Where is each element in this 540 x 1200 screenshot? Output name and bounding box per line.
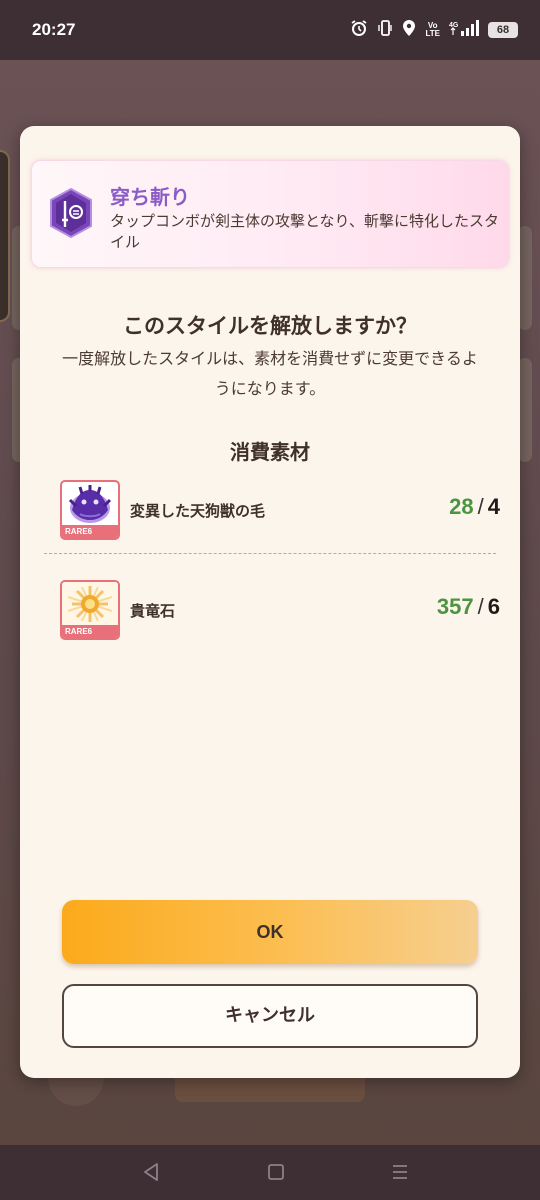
material-icon-frame: RARE6	[60, 580, 120, 640]
navigation-bar	[0, 1145, 540, 1200]
sword-style-icon	[48, 187, 94, 239]
ok-button[interactable]: OK	[62, 900, 478, 964]
back-icon[interactable]	[138, 1159, 164, 1185]
materials-title: 消費素材	[230, 440, 310, 464]
status-icons: Vo LTE 4G 68	[350, 19, 518, 41]
material-name: 貴竜石	[130, 602, 176, 620]
background-card	[518, 358, 532, 462]
battery-icon: 68	[488, 22, 518, 38]
background-panel	[0, 150, 10, 322]
material-count: 357/6	[436, 594, 500, 619]
dialog-sub-text: 一度解放したスタイルは、素材を消費せずに変更できるようになります。	[62, 349, 478, 398]
material-row: RARE6 変異した天狗獣の毛 28/4	[60, 480, 500, 540]
unlock-style-dialog: 穿ち斬り タップコンボが剣主体の攻撃となり、斬撃に特化したスタイル このスタイル…	[20, 126, 520, 1078]
alarm-icon	[350, 19, 368, 41]
home-icon[interactable]	[263, 1159, 289, 1185]
dialog-question: このスタイルを解放しますか？	[123, 314, 417, 338]
material-name: 変異した天狗獣の毛	[130, 502, 266, 520]
vibrate-icon	[377, 19, 393, 41]
style-name: 穿ち斬り	[110, 185, 190, 209]
cancel-button[interactable]: キャンセル	[62, 984, 478, 1048]
style-description: タップコンボが剣主体の攻撃となり、斬撃に特化したスタイル	[110, 212, 499, 251]
owned-count: 28	[449, 494, 474, 519]
required-count: 4	[487, 494, 500, 519]
divider	[44, 553, 496, 554]
volte-icon: Vo LTE	[425, 21, 440, 38]
material-count: 28/4	[449, 494, 500, 519]
location-icon	[402, 19, 416, 41]
status-time: 20:27	[32, 20, 76, 39]
background-card	[518, 226, 532, 330]
rarity-badge: RARE6	[62, 625, 118, 638]
required-count: 6	[487, 594, 500, 619]
signal-icon: 4G	[449, 19, 479, 41]
svg-text:4G: 4G	[449, 22, 459, 29]
status-bar: 20:27 Vo LTE 4G 68	[0, 0, 540, 60]
menu-icon[interactable]	[387, 1159, 413, 1185]
style-card: 穿ち斬り タップコンボが剣主体の攻撃となり、斬撃に特化したスタイル	[31, 160, 509, 268]
material-icon-frame: RARE6	[60, 480, 120, 540]
material-row: RARE6 貴竜石 357/6	[60, 580, 500, 640]
owned-count: 357	[436, 594, 474, 619]
rarity-badge: RARE6	[62, 525, 118, 538]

--------

WHAT THIS TASK INVOLVES: Copy all of the lines above into your answer word for word, without the picture.

WRITTEN RESPONSE:
Where is each element in this 540 x 1200 screenshot? Output name and bounding box per line.
material-icon-frame: RARE6	[60, 580, 120, 640]
navigation-bar	[0, 1145, 540, 1200]
sword-style-icon	[48, 187, 94, 239]
ok-button[interactable]: OK	[62, 900, 478, 964]
back-icon[interactable]	[138, 1159, 164, 1185]
materials-title: 消費素材	[230, 440, 310, 464]
status-icons: Vo LTE 4G 68	[350, 19, 518, 41]
material-name: 貴竜石	[130, 602, 176, 620]
background-card	[518, 358, 532, 462]
battery-icon: 68	[488, 22, 518, 38]
background-panel	[0, 150, 10, 322]
material-count: 357/6	[436, 594, 500, 619]
dialog-sub-text: 一度解放したスタイルは、素材を消費せずに変更できるようになります。	[62, 349, 478, 398]
material-row: RARE6 変異した天狗獣の毛 28/4	[60, 480, 500, 540]
unlock-style-dialog: 穿ち斬り タップコンボが剣主体の攻撃となり、斬撃に特化したスタイル このスタイル…	[20, 126, 520, 1078]
alarm-icon	[350, 19, 368, 41]
home-icon[interactable]	[263, 1159, 289, 1185]
dialog-question: このスタイルを解放しますか？	[123, 314, 417, 338]
material-name: 変異した天狗獣の毛	[130, 502, 266, 520]
vibrate-icon	[377, 19, 393, 41]
style-name: 穿ち斬り	[110, 185, 190, 209]
cancel-button[interactable]: キャンセル	[62, 984, 478, 1048]
style-description: タップコンボが剣主体の攻撃となり、斬撃に特化したスタイル	[110, 212, 499, 251]
owned-count: 28	[449, 494, 474, 519]
required-count: 4	[487, 494, 500, 519]
divider	[44, 553, 496, 554]
volte-icon: Vo LTE	[425, 21, 440, 38]
material-count: 28/4	[449, 494, 500, 519]
location-icon	[402, 19, 416, 41]
status-time: 20:27	[32, 20, 76, 39]
background-card	[518, 226, 532, 330]
rarity-badge: RARE6	[62, 625, 118, 638]
required-count: 6	[487, 594, 500, 619]
signal-icon: 4G	[449, 19, 479, 41]
svg-text:4G: 4G	[449, 22, 459, 29]
status-bar: 20:27 Vo LTE 4G 68	[0, 0, 540, 60]
menu-icon[interactable]	[387, 1159, 413, 1185]
style-card: 穿ち斬り タップコンボが剣主体の攻撃となり、斬撃に特化したスタイル	[31, 160, 509, 268]
material-icon-frame: RARE6	[60, 480, 120, 540]
material-row: RARE6 貴竜石 357/6	[60, 580, 500, 640]
owned-count: 357	[436, 594, 474, 619]
rarity-badge: RARE6	[62, 525, 118, 538]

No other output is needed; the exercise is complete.